### TEXTE EXTRAIT
Dans ma dégafamisation personnelle, je n’ai eu aucun mal à quitter Facebook. Je n’ai jamais vraiment utilisé les suites de Microsoft. J’ai un peu peiné, pas tant la recherche que la suite bureautique, mais j’ai fini par abandonner Google. Je boycotte totalement Amazon, sans état d’âme depuis quelques années. Mais je n’ai pas encore réussi, loin de là, à remplacer Apple. Et pourtant je le souhaite !
Car si Apple est du côté « raisonnable » de l’histoire de la tech sur certains aspects (respect de la vie privée, sécurité, durée de maintien de ses OS, investissement réel dans la réparation et le recyclage), l’entreprise me pose tout de même de sérieux problèmes. En vrac : son marketing qui pousse à l’achat, son taux de renouvellement des appareils (notamment l’iPhone) bien trop rapide, l’obsolescence programmée de ses OS, ses fournisseurs pas nets en Asie, sa compromission avec des régimes autoritaires… et j’en oublie certainement quelques-uns, mais je ne cherche pas l’exhaustivité.

### OBJECTIF ÉNONCÉ 1
Dans les enregistrements, reproduisez les lignes allant de celle qui contient « series-label: SBA-15 [436,300,490,317] » jusqu'à la fin des enregistrements incluse, en remplaçant « x-tick-label » par « x-label » sans rien changer d'autre. N'incluez pas les images.

### DONNÉES DE LA TÂCHE
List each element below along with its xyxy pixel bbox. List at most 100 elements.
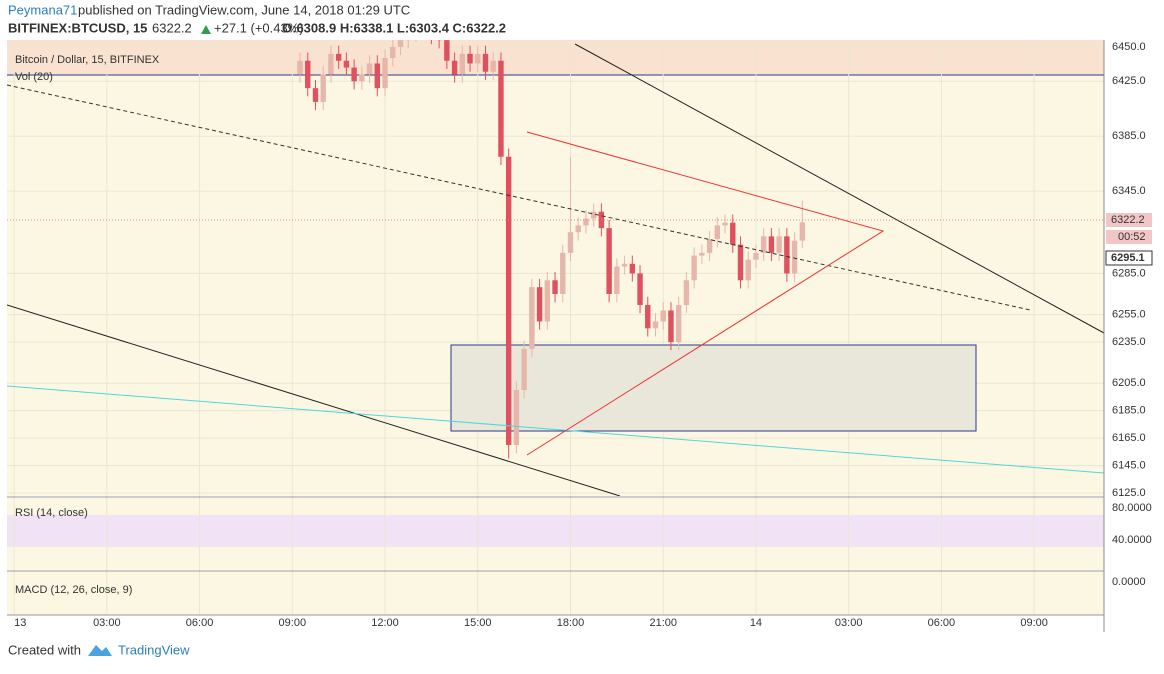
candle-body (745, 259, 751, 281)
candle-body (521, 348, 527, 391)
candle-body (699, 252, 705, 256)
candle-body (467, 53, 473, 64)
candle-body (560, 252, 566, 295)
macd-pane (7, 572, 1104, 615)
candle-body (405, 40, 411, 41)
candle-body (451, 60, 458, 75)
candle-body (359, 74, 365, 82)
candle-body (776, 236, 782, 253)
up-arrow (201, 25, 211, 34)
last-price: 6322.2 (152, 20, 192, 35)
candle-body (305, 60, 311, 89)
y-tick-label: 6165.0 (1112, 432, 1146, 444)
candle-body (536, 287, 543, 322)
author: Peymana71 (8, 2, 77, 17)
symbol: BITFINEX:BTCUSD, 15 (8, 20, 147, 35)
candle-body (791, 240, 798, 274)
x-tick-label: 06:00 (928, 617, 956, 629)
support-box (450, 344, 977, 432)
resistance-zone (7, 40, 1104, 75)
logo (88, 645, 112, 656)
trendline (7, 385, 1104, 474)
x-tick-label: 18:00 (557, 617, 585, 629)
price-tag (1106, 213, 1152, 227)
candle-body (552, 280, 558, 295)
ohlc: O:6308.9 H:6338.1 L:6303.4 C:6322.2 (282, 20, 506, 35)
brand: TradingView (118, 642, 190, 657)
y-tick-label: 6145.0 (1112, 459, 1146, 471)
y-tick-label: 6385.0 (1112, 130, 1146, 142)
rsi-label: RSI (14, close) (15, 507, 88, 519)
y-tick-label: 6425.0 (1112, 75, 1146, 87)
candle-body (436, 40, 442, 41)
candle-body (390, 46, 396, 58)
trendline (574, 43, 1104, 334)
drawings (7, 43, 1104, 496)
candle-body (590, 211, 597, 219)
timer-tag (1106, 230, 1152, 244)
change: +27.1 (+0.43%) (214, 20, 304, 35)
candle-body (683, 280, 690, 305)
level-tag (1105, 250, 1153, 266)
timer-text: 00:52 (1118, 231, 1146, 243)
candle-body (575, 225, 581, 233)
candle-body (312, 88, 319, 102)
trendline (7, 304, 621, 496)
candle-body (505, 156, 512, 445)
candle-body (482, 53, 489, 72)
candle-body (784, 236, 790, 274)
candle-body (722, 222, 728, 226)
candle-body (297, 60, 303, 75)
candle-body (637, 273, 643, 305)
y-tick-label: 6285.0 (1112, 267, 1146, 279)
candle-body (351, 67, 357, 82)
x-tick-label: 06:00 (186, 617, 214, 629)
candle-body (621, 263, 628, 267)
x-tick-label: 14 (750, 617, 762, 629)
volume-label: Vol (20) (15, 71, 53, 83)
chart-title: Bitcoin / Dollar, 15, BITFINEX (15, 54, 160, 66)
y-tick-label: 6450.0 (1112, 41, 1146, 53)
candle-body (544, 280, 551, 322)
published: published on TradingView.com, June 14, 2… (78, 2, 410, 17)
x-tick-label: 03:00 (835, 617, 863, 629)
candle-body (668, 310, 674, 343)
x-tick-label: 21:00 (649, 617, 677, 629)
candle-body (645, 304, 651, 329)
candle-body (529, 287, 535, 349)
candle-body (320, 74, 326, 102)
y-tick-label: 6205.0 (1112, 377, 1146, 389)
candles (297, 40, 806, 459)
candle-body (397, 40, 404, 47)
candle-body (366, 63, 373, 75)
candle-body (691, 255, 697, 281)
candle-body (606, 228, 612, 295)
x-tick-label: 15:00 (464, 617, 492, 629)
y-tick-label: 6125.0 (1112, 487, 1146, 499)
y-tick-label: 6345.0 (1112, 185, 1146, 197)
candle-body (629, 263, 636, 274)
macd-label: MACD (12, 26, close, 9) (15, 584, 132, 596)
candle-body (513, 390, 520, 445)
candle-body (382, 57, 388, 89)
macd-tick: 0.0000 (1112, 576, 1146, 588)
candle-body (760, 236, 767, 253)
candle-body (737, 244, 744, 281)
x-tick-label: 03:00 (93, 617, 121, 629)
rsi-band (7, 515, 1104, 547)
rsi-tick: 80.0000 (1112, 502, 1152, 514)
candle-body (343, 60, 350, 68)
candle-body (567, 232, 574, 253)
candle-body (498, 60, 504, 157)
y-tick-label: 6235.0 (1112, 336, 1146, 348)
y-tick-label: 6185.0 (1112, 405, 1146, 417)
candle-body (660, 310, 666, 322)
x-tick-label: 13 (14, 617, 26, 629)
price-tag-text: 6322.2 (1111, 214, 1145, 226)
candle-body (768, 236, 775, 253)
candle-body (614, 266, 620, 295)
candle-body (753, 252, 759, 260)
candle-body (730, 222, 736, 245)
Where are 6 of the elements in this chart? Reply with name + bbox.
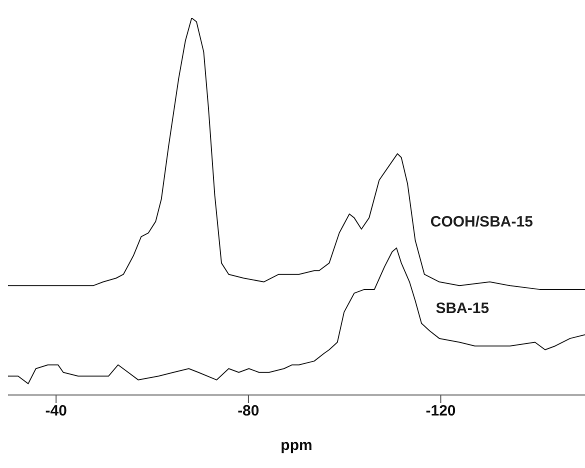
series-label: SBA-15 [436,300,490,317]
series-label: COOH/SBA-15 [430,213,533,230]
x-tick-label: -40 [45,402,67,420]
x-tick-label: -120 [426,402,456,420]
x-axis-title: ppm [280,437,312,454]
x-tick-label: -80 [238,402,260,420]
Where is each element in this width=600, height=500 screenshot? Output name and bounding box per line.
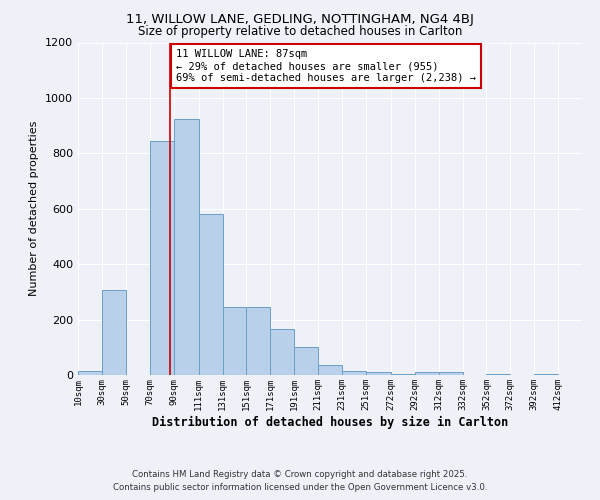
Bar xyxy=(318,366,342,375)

### OBJECTIF ÉNONCÉ 2
D'après le texte sur la dégafamisation, pourquoi le souhait de remplacer Apple demeure-t-il malgré les aspects « raisonnables » de l'entreprise ? Répondez en une à trois phrases.

### RÉPONSE ATTENDUE 1
series-label: SBA-15 [436,300,490,317]
series-label: COOH/SBA-15 [430,213,533,230]
x-label: -40 [45,402,67,420]
x-label: -120 [426,402,456,420]
x-axis-title: ppm [280,437,312,454]
x-label: -80 [238,402,260,420]
Where is each element in this width=600, height=500 screenshot? Output name and bounding box per line.
Bar xyxy=(318,366,342,375)

### RÉPONSE ATTENDUE 2
L'entreprise pose malgré tout de sérieux problèmes : un marketing qui pousse à l'achat, un renouvellement bien trop rapide des appareils, notamment de l'iPhone, et l'obsolescence programmée de ses OS. S'y ajoutent des fournisseurs pas nets en Asie et sa compromission avec des régimes autoritaires.